## [Task details]
Identify the lines that contain the string "true", then copy each of them.

## [Dataset rows]
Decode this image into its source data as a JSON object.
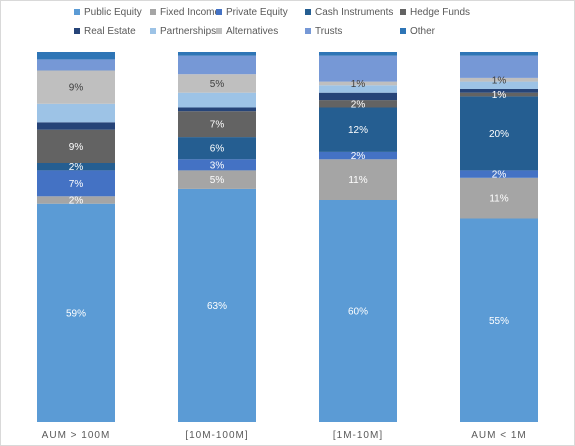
{
  "chart_data": {
    "type": "bar",
    "stacked": true,
    "normalized": true,
    "title": "",
    "xlabel": "",
    "ylabel": "",
    "ylim": [
      0,
      1
    ],
    "grid": false,
    "legend_position": "top",
    "categories": [
      "AUM > 100M",
      "[10M-100M]",
      "[1M-10M]",
      "AUM < 1M"
    ],
    "series": [
      {
        "name": "Public Equity",
        "color": "#5b9bd5",
        "values": [
          0.59,
          0.63,
          0.6,
          0.55
        ],
        "labels": [
          "59%",
          "63%",
          "60%",
          "55%"
        ]
      },
      {
        "name": "Fixed Income",
        "color": "#a5a5a5",
        "values": [
          0.02,
          0.05,
          0.11,
          0.11
        ],
        "labels": [
          "2%",
          "5%",
          "11%",
          "11%"
        ]
      },
      {
        "name": "Private Equity",
        "color": "#4472c4",
        "values": [
          0.07,
          0.03,
          0.02,
          0.02
        ],
        "labels": [
          "7%",
          "3%",
          "2%",
          "2%"
        ]
      },
      {
        "name": "Cash Instruments",
        "color": "#255e91",
        "values": [
          0.02,
          0.06,
          0.12,
          0.2
        ],
        "labels": [
          "2%",
          "6%",
          "12%",
          "20%"
        ]
      },
      {
        "name": "Hedge Funds",
        "color": "#636363",
        "values": [
          0.09,
          0.07,
          0.02,
          0.01
        ],
        "labels": [
          "9%",
          "7%",
          "2%",
          "1%"
        ]
      },
      {
        "name": "Real Estate",
        "color": "#264478",
        "values": [
          0.02,
          0.01,
          0.02,
          0.01
        ],
        "labels": [
          "",
          "",
          "",
          ""
        ]
      },
      {
        "name": "Partnerships",
        "color": "#9dc3e6",
        "values": [
          0.05,
          0.04,
          0.02,
          0.02
        ],
        "labels": [
          "",
          "",
          "",
          ""
        ]
      },
      {
        "name": "Alternatives",
        "color": "#bfbfbf",
        "values": [
          0.09,
          0.05,
          0.01,
          0.01
        ],
        "labels": [
          "9%",
          "5%",
          "1%",
          "1%"
        ]
      },
      {
        "name": "Trusts",
        "color": "#7698d6",
        "values": [
          0.03,
          0.05,
          0.07,
          0.06
        ],
        "labels": [
          "",
          "",
          "",
          ""
        ]
      },
      {
        "name": "Other",
        "color": "#2e75b6",
        "values": [
          0.02,
          0.01,
          0.01,
          0.01
        ],
        "labels": [
          "",
          "",
          "",
          ""
        ]
      }
    ]
  }
}
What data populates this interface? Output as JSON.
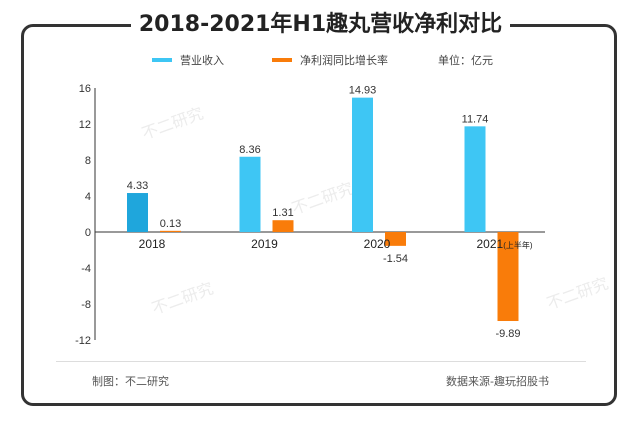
{
  "chart_data": {
    "type": "bar",
    "title": "2018-2021年H1趣丸营收净利对比",
    "categories": [
      "2018",
      "2019",
      "2020",
      "2021"
    ],
    "category_suffix": {
      "2021": "(上半年)"
    },
    "series": [
      {
        "name": "营业收入",
        "color": "#3ec6f4",
        "values": [
          4.33,
          8.36,
          14.93,
          11.74
        ]
      },
      {
        "name": "净利润同比增长率",
        "color": "#f97c0a",
        "values": [
          0.13,
          1.31,
          -1.54,
          -9.89
        ]
      }
    ],
    "data_labels": [
      [
        "4.33",
        "8.36",
        "14.93",
        "11.74"
      ],
      [
        "0.13",
        "1.31",
        "-1.54",
        "-9.89"
      ]
    ],
    "unit": "单位：亿元",
    "ylim": [
      -12,
      16
    ],
    "yticks": [
      "16",
      "12",
      "8",
      "4",
      "0",
      "-4",
      "-8",
      "-12"
    ],
    "grid": false,
    "legend": "top"
  },
  "footer": {
    "left": "制图：不二研究",
    "right": "数据来源-趣玩招股书"
  },
  "watermark": "不二研究"
}
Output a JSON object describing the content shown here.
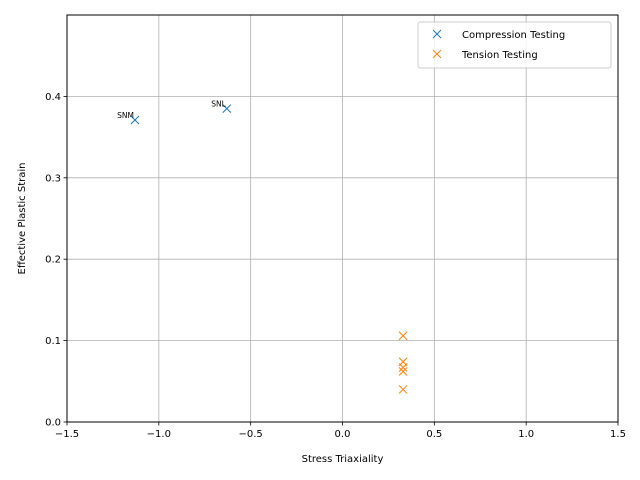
{
  "chart_data": {
    "type": "scatter",
    "xlabel": "Stress Triaxiality",
    "ylabel": "Effective Plastic Strain",
    "xlim": [
      -1.5,
      1.5
    ],
    "ylim": [
      0,
      0.5
    ],
    "xticks": [
      -1.5,
      -1.0,
      -0.5,
      0.0,
      0.5,
      1.0,
      1.5
    ],
    "xtick_labels": [
      "−1.5",
      "−1.0",
      "−0.5",
      "0.0",
      "0.5",
      "1.0",
      "1.5"
    ],
    "yticks": [
      0.0,
      0.1,
      0.2,
      0.3,
      0.4
    ],
    "ytick_labels": [
      "0.0",
      "0.1",
      "0.2",
      "0.3",
      "0.4"
    ],
    "grid": true,
    "legend_position": "top-right",
    "marker": "x",
    "series": [
      {
        "name": "Compression Testing",
        "color": "#1f77b4",
        "points": [
          {
            "x": -1.13,
            "y": 0.371
          },
          {
            "x": -0.63,
            "y": 0.385
          }
        ]
      },
      {
        "name": "Tension Testing",
        "color": "#ff7f0e",
        "points": [
          {
            "x": 0.33,
            "y": 0.106
          },
          {
            "x": 0.33,
            "y": 0.074
          },
          {
            "x": 0.33,
            "y": 0.067
          },
          {
            "x": 0.33,
            "y": 0.062
          },
          {
            "x": 0.33,
            "y": 0.04
          }
        ]
      }
    ],
    "annotations": [
      {
        "text": "SNM",
        "x": -1.13,
        "y": 0.371
      },
      {
        "text": "SNL",
        "x": -0.63,
        "y": 0.385
      }
    ]
  }
}
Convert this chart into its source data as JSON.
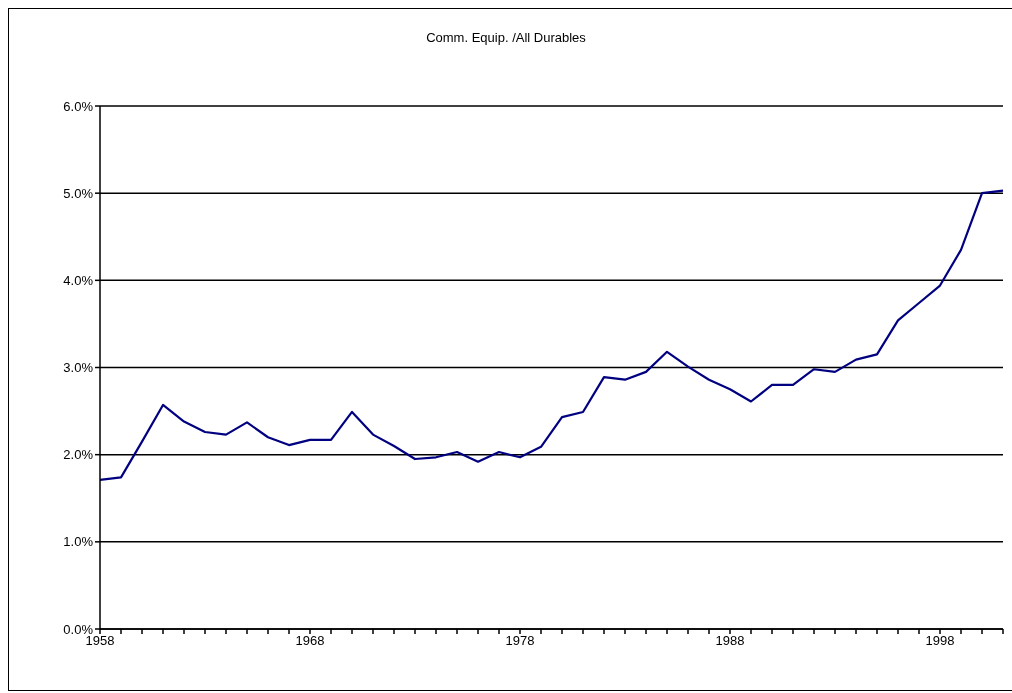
{
  "chart_data": {
    "type": "line",
    "title": "Comm. Equip. /All Durables",
    "categories": [
      "1958",
      null,
      null,
      null,
      null,
      null,
      null,
      null,
      null,
      null,
      "1968",
      null,
      null,
      null,
      null,
      null,
      null,
      null,
      null,
      null,
      "1978",
      null,
      null,
      null,
      null,
      null,
      null,
      null,
      null,
      null,
      "1988",
      null,
      null,
      null,
      null,
      null,
      null,
      null,
      null,
      null,
      "1998",
      null,
      null,
      null
    ],
    "series": [
      {
        "color": "#000080",
        "values": [
          1.71,
          1.74,
          2.15,
          2.57,
          2.38,
          2.26,
          2.23,
          2.37,
          2.2,
          2.11,
          2.17,
          2.17,
          2.49,
          2.23,
          2.1,
          1.95,
          1.97,
          2.03,
          1.92,
          2.03,
          1.97,
          2.09,
          2.43,
          2.49,
          2.89,
          2.86,
          2.95,
          3.18,
          3.01,
          2.86,
          2.75,
          2.61,
          2.8,
          2.8,
          2.98,
          2.95,
          3.09,
          3.15,
          3.54,
          3.74,
          3.94,
          4.35,
          5.0,
          5.03
        ]
      }
    ],
    "ylim": [
      0,
      6
    ],
    "yticks": [
      {
        "value": 0,
        "label": "0.0%"
      },
      {
        "value": 1,
        "label": "1.0%"
      },
      {
        "value": 2,
        "label": "2.0%"
      },
      {
        "value": 3,
        "label": "3.0%"
      },
      {
        "value": 4,
        "label": "4.0%"
      },
      {
        "value": 5,
        "label": "5.0%"
      },
      {
        "value": 6,
        "label": "6.0%"
      }
    ],
    "grid": "y"
  }
}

## [Answer to the problem]
    "stacked": true,
    "normalized": true,
    "grid": true,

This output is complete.